Only the lines from the one bearing "What data populates" to the final line should be transcribed, exactly and with both ends included. Pictures are to be left out.

> **ENTRIES SUPPLIED**:
* start *

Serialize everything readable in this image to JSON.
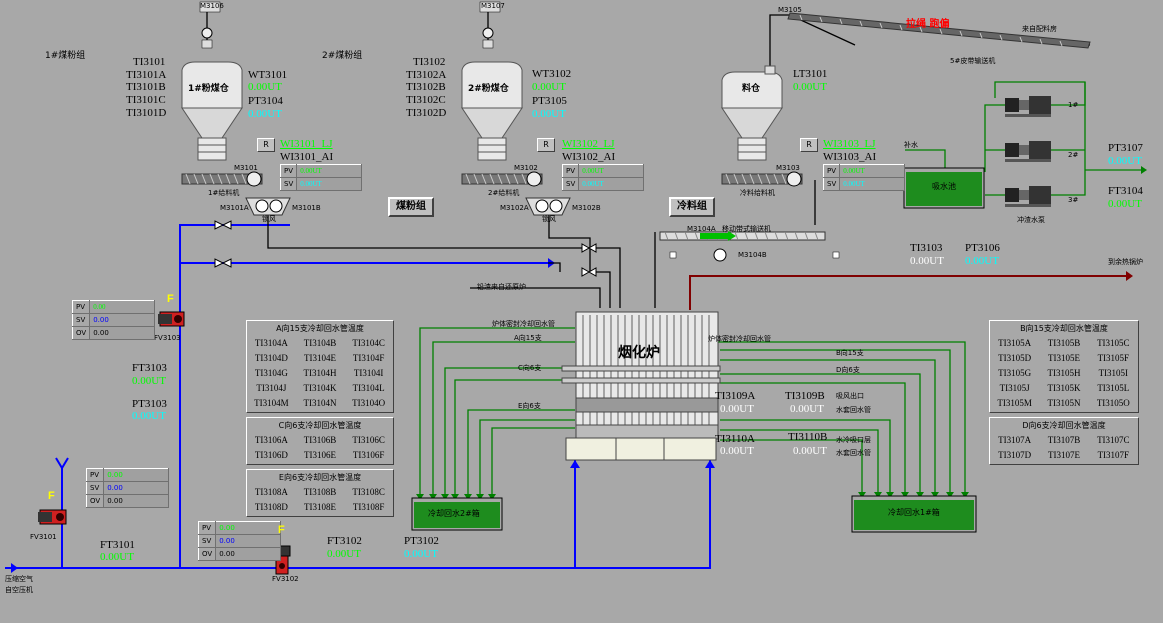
{
  "labels": {
    "group1": "1#煤粉组",
    "group2": "2#煤粉组",
    "m3106": "M3106",
    "m3107": "M3107",
    "m3105": "M3105",
    "bin1": "1#粉煤仓",
    "bin2": "2#粉煤仓",
    "bin3": "料仓",
    "belt_alarm": "拉绳  跑偏",
    "from_plant": "来自配料房",
    "belt_conveyor": "5#皮带输送机",
    "feeder1": "1#给料机",
    "feeder2": "2#给料机",
    "feeder3": "冷料给料机",
    "m3101": "M3101",
    "m3102": "M3102",
    "m3103": "M3103",
    "m3101a": "M3101A",
    "m3101b": "M3101B",
    "m3102a": "M3102A",
    "m3102b": "M3102B",
    "lock1": "锁风",
    "lock2": "锁风",
    "mobile_belt": "移动带式输送机",
    "m3104a": "M3104A",
    "m3104b": "M3104B",
    "makeup_water": "补水",
    "suction_pool": "吸水池",
    "pump_room": "冲渣水泵",
    "pump1": "1#",
    "pump2": "2#",
    "pump3": "3#",
    "fv3103": "FV3103",
    "fv3101": "FV3101",
    "fv3102": "FV3102",
    "compressed_air": "压缩空气",
    "from_compressor": "自空压机",
    "from_furnace": "铅渣来自还原炉",
    "furnace": "烟化炉",
    "to_waste_heat": "到余热锅炉",
    "furnace_ret1": "炉体密封冷却回水管",
    "furnace_ret2": "炉体密封冷却回水管",
    "a_ret": "A向15支",
    "c_ret": "C向6支",
    "e_ret": "E向6支",
    "b_ret": "B向15支",
    "d_ret": "D向6支",
    "tank2": "冷却回水2#箱",
    "tank1": "冷却回水1#箱",
    "air_outlet": "吸风出口",
    "air_outlet2": "水套回水管",
    "water_inlet": "水冷吸口层",
    "water_inlet2": "水套回水管"
  },
  "buttons": {
    "coal_group": "煤粉组",
    "cold_material": "冷料组",
    "r": "R"
  },
  "tags": {
    "ti3101": "TI3101",
    "ti3101a": "TI3101A",
    "ti3101b": "TI3101B",
    "ti3101c": "TI3101C",
    "ti3101d": "TI3101D",
    "wt3101": "WT3101",
    "wt3101_val": "0.00UT",
    "pt3104": "PT3104",
    "pt3104_val": "0.00UT",
    "ti3102": "TI3102",
    "ti3102a": "TI3102A",
    "ti3102b": "TI3102B",
    "ti3102c": "TI3102C",
    "ti3102d": "TI3102D",
    "wt3102": "WT3102",
    "wt3102_val": "0.00UT",
    "pt3105": "PT3105",
    "pt3105_val": "0.00UT",
    "lt3101": "LT3101",
    "lt3101_val": "0.00UT",
    "wi3101_lj": "WI3101_LJ",
    "wi3101_ai": "WI3101_AI",
    "wi3102_lj": "WI3102_LJ",
    "wi3102_ai": "WI3102_AI",
    "wi3103_lj": "WI3103_LJ",
    "wi3103_ai": "WI3103_AI",
    "pt3107": "PT3107",
    "pt3107_val": "0.00UT",
    "ft3104": "FT3104",
    "ft3104_val": "0.00UT",
    "ti3103": "TI3103",
    "ti3103_val": "0.00UT",
    "pt3106": "PT3106",
    "pt3106_val": "0.00UT",
    "ft3103": "FT3103",
    "ft3103_val": "0.00UT",
    "pt3103": "PT3103",
    "pt3103_val": "0.00UT",
    "ft3101": "FT3101",
    "ft3101_val": "0.00UT",
    "ft3102": "FT3102",
    "ft3102_val": "0.00UT",
    "pt3102": "PT3102",
    "pt3102_val": "0.00UT",
    "ti3109a": "TI3109A",
    "ti3109a_val": "0.00UT",
    "ti3109b": "TI3109B",
    "ti3109b_val": "0.00UT",
    "ti3110a": "TI3110A",
    "ti3110a_val": "0.00UT",
    "ti3110b": "TI3110B",
    "ti3110b_val": "0.00UT"
  },
  "pvsv": {
    "pv": "PV",
    "sv": "SV",
    "ov": "OV",
    "wi1_pv": "0.00UT",
    "wi1_sv": "0.00UT",
    "wi2_pv": "0.00UT",
    "wi2_sv": "0.00UT",
    "wi3_pv": "0.00UT",
    "wi3_sv": "0.00UT",
    "fv3103_pv": "0.00",
    "fv3103_sv": "0.00",
    "fv3103_ov": "0.00",
    "fv3101_pv": "0.00",
    "fv3101_sv": "0.00",
    "fv3101_ov": "0.00",
    "fv3102_pv": "0.00",
    "fv3102_sv": "0.00",
    "fv3102_ov": "0.00"
  },
  "valve_flag": "F",
  "panels": {
    "a": {
      "title": "A向15支冷却回水管温度",
      "cells": [
        "TI3104A",
        "TI3104B",
        "TI3104C",
        "TI3104D",
        "TI3104E",
        "TI3104F",
        "TI3104G",
        "TI3104H",
        "TI3104I",
        "TI3104J",
        "TI3104K",
        "TI3104L",
        "TI3104M",
        "TI3104N",
        "TI3104O"
      ]
    },
    "c": {
      "title": "C向6支冷却回水管温度",
      "cells": [
        "TI3106A",
        "TI3106B",
        "TI3106C",
        "TI3106D",
        "TI3106E",
        "TI3106F"
      ]
    },
    "e": {
      "title": "E向6支冷却回水管温度",
      "cells": [
        "TI3108A",
        "TI3108B",
        "TI3108C",
        "TI3108D",
        "TI3108E",
        "TI3108F"
      ]
    },
    "b": {
      "title": "B向15支冷却回水管温度",
      "cells": [
        "TI3105A",
        "TI3105B",
        "TI3105C",
        "TI3105D",
        "TI3105E",
        "TI3105F",
        "TI3105G",
        "TI3105H",
        "TI3105I",
        "TI3105J",
        "TI3105K",
        "TI3105L",
        "TI3105M",
        "TI3105N",
        "TI3105O"
      ]
    },
    "d": {
      "title": "D向6支冷却回水管温度",
      "cells": [
        "TI3107A",
        "TI3107B",
        "TI3107C",
        "TI3107D",
        "TI3107E",
        "TI3107F"
      ]
    }
  },
  "colors": {
    "background": "#a8a8a8",
    "air_pipe": "#0000ff",
    "water_pipe": "#008000",
    "flue_pipe": "#800000",
    "alarm_text": "#ff0000",
    "value_cyan": "#00ffff",
    "value_green": "#00ff00",
    "valve_flag": "#ffff00"
  }
}
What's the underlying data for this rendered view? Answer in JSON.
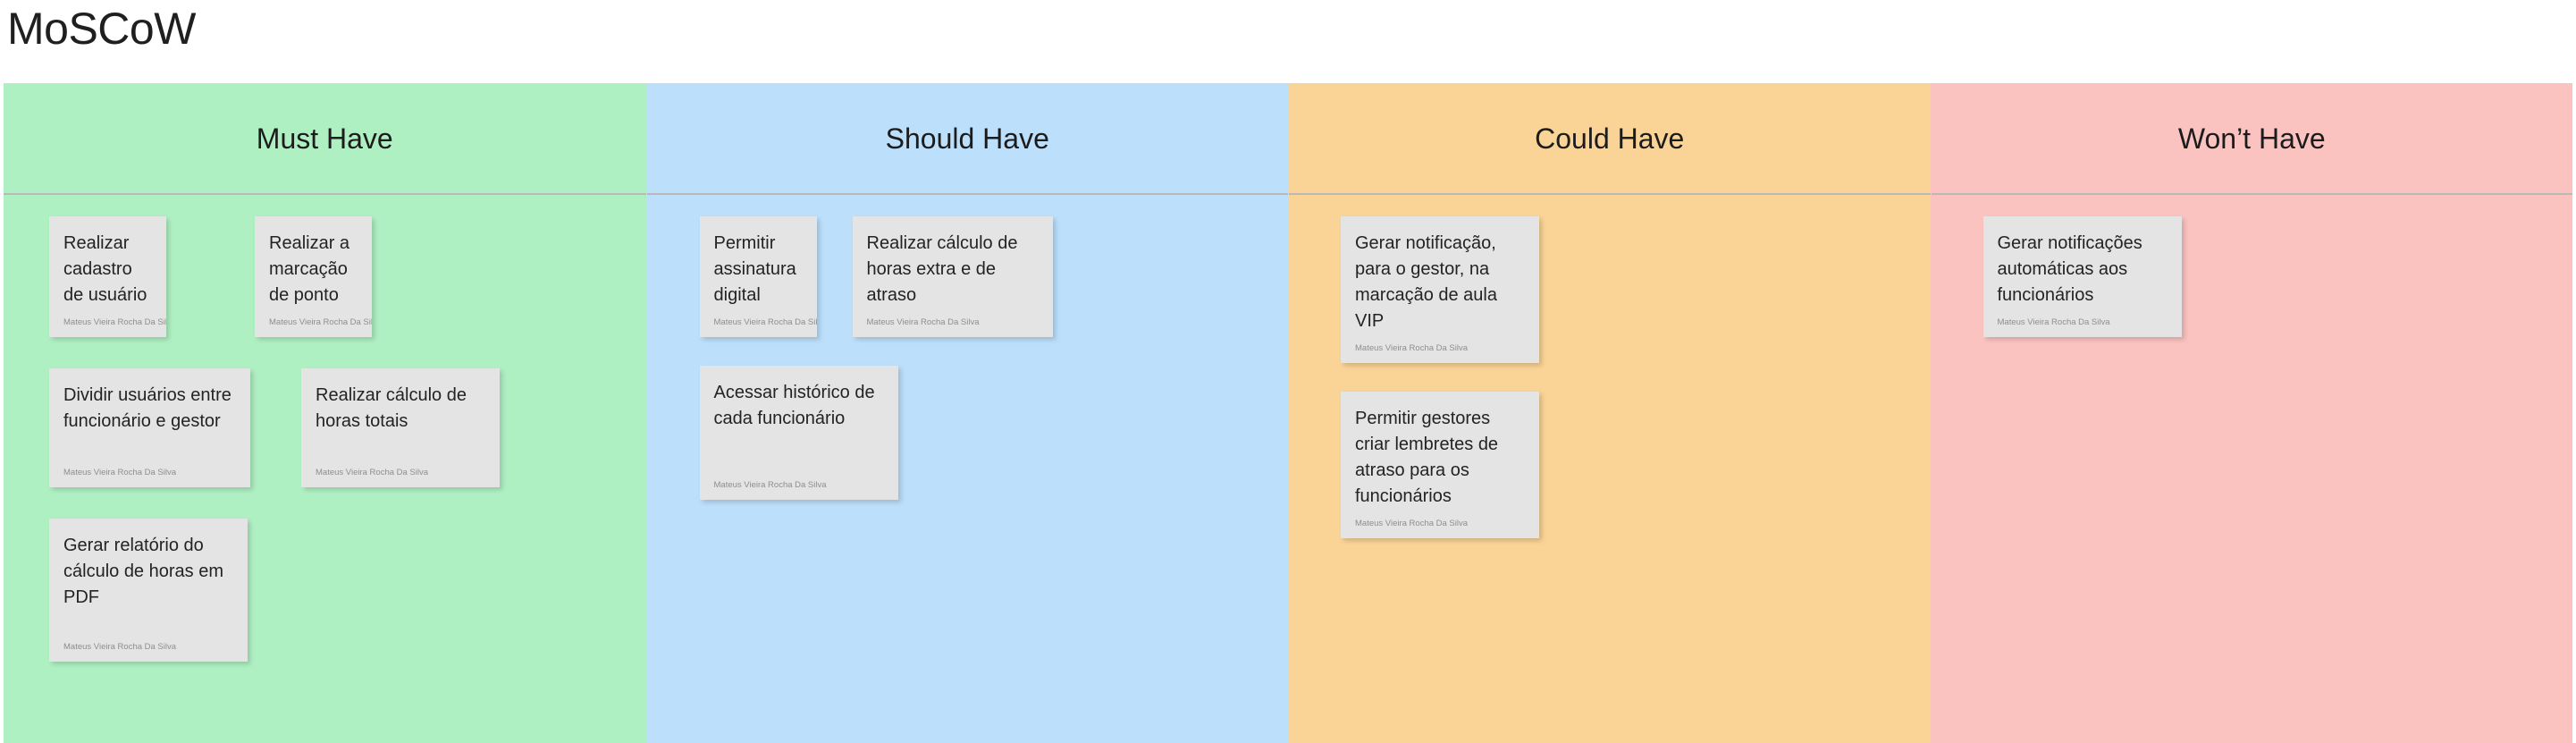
{
  "page": {
    "title": "MoSCoW"
  },
  "colors": {
    "must_have": "#aff0c3",
    "should_have": "#bcdffb",
    "could_have": "#fad396",
    "wont_have": "#fbc3c0",
    "card_bg": "#e4e4e4",
    "divider": "#b9b9b9",
    "text": "#232323",
    "author_text": "#8e8e8e"
  },
  "columns": [
    {
      "id": "must-have",
      "label": "Must Have",
      "bg": "#aff0c3",
      "rows": [
        {
          "cards": [
            {
              "text": "Realizar cadastro de usuário",
              "author": "Mateus Vieira Rocha Da Silva"
            },
            {
              "text": "Realizar a marcação de ponto",
              "author": "Mateus Vieira Rocha Da Silva"
            }
          ]
        },
        {
          "cards": [
            {
              "text": "Dividir usuários entre funcionário e gestor",
              "author": "Mateus Vieira Rocha Da Silva"
            },
            {
              "text": "Realizar cálculo de horas totais",
              "author": "Mateus Vieira Rocha Da Silva"
            }
          ]
        },
        {
          "cards": [
            {
              "text": "Gerar relatório do cálculo de horas em PDF",
              "author": "Mateus Vieira Rocha Da Silva"
            }
          ]
        }
      ]
    },
    {
      "id": "should-have",
      "label": "Should Have",
      "bg": "#bcdffb",
      "rows": [
        {
          "cards": [
            {
              "text": "Permitir assinatura digital",
              "author": "Mateus Vieira Rocha Da Silva"
            },
            {
              "text": "Realizar cálculo de horas extra e de atraso",
              "author": "Mateus Vieira Rocha Da Silva"
            }
          ]
        },
        {
          "cards": [
            {
              "text": "Acessar histórico de cada funcionário",
              "author": "Mateus Vieira Rocha Da Silva"
            }
          ]
        }
      ]
    },
    {
      "id": "could-have",
      "label": "Could Have",
      "bg": "#fad396",
      "rows": [
        {
          "cards": [
            {
              "text": "Gerar notificação, para o gestor, na marcação de aula VIP",
              "author": "Mateus Vieira Rocha Da Silva"
            }
          ]
        },
        {
          "cards": [
            {
              "text": "Permitir gestores criar lembretes de atraso para os funcionários",
              "author": "Mateus Vieira Rocha Da Silva"
            }
          ]
        }
      ]
    },
    {
      "id": "wont-have",
      "label": "Won’t Have",
      "bg": "#fbc3c0",
      "rows": [
        {
          "cards": [
            {
              "text": "Gerar notificações automáticas aos funcionários",
              "author": "Mateus Vieira Rocha Da Silva"
            }
          ]
        }
      ]
    }
  ]
}
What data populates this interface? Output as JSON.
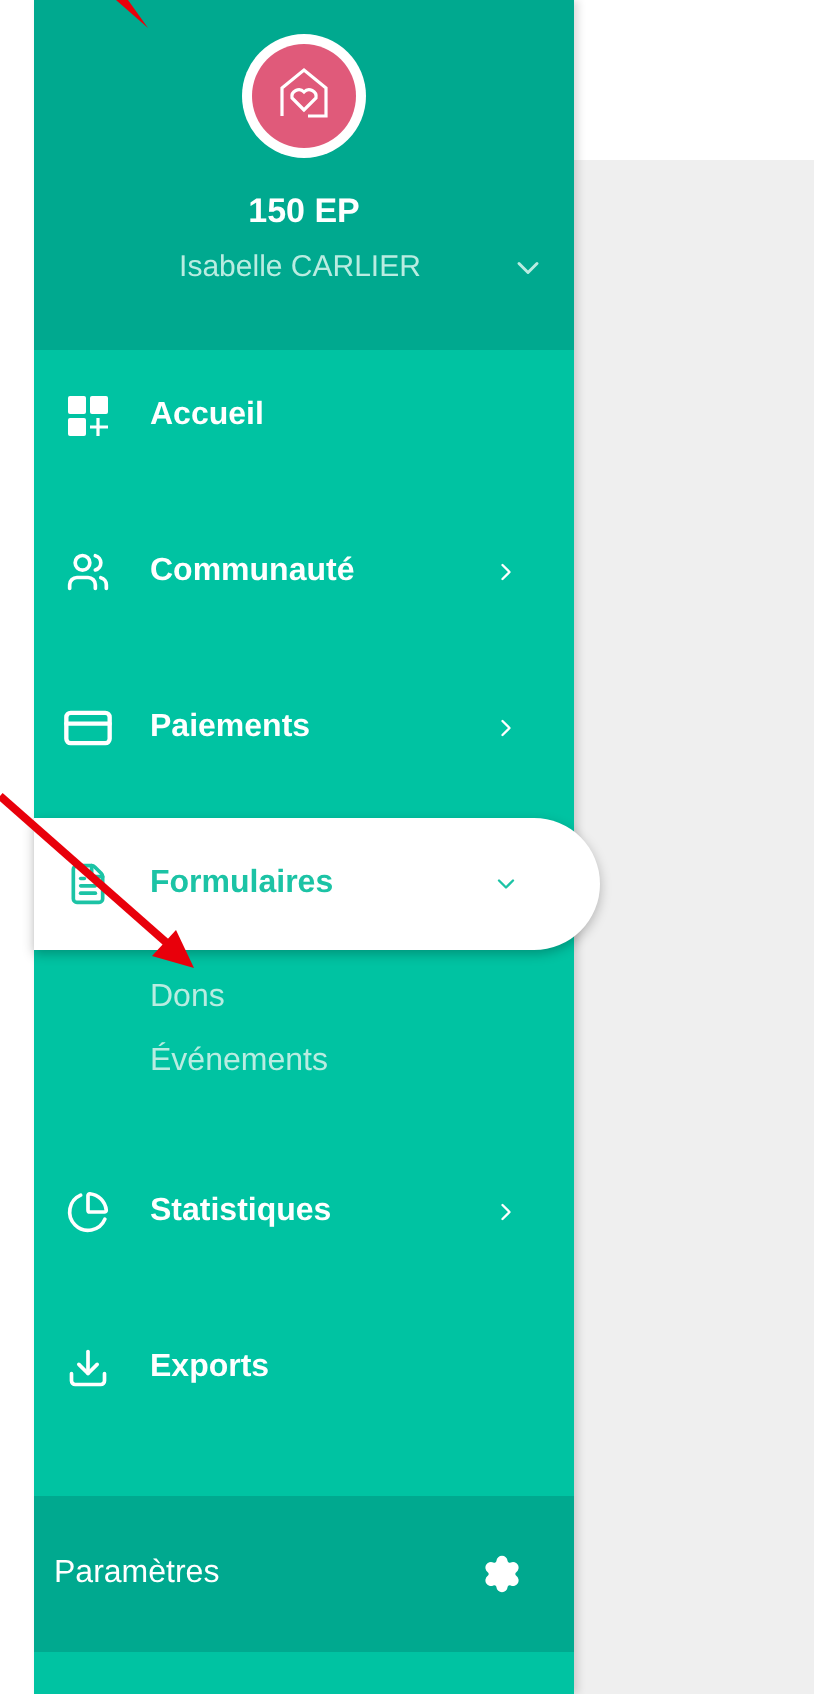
{
  "profile": {
    "title": "150 EP",
    "user": "Isabelle CARLIER"
  },
  "menu": [
    {
      "label": "Accueil",
      "selected": false
    },
    {
      "label": "Communauté",
      "expanded": false,
      "selected": false
    },
    {
      "label": "Paiements",
      "expanded": false,
      "selected": false
    },
    {
      "label": "Formulaires",
      "expanded": true,
      "selected": true,
      "children": [
        {
          "label": "Dons"
        },
        {
          "label": "Événements"
        }
      ]
    },
    {
      "label": "Statistiques",
      "expanded": false,
      "selected": false
    },
    {
      "label": "Exports",
      "selected": false
    }
  ],
  "footer": {
    "label": "Paramètres"
  }
}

* end *

> **OUTPUT OF THE EXERCISE**:
What data populates this interface? Output as JSON.
{
  "profile": {
    "title": "150 EP",
    "user": "Isabelle CARLIER"
  },
  "menu": [
    {
      "label": "Accueil",
      "selected": false
    },
    {
      "label": "Communauté",
      "expanded": false,
      "selected": false
    },
    {
      "label": "Paiements",
      "expanded": false,
      "selected": false
    },
    {
      "label": "Formulaires",
      "expanded": true,
      "selected": true,
      "children": [
        {
          "label": "Dons"
        },
        {
          "label": "Événements"
        }
      ]
    },
    {
      "label": "Statistiques",
      "expanded": false,
      "selected": false
    },
    {
      "label": "Exports",
      "selected": false
    }
  ],
  "footer": {
    "label": "Paramètres"
  }
}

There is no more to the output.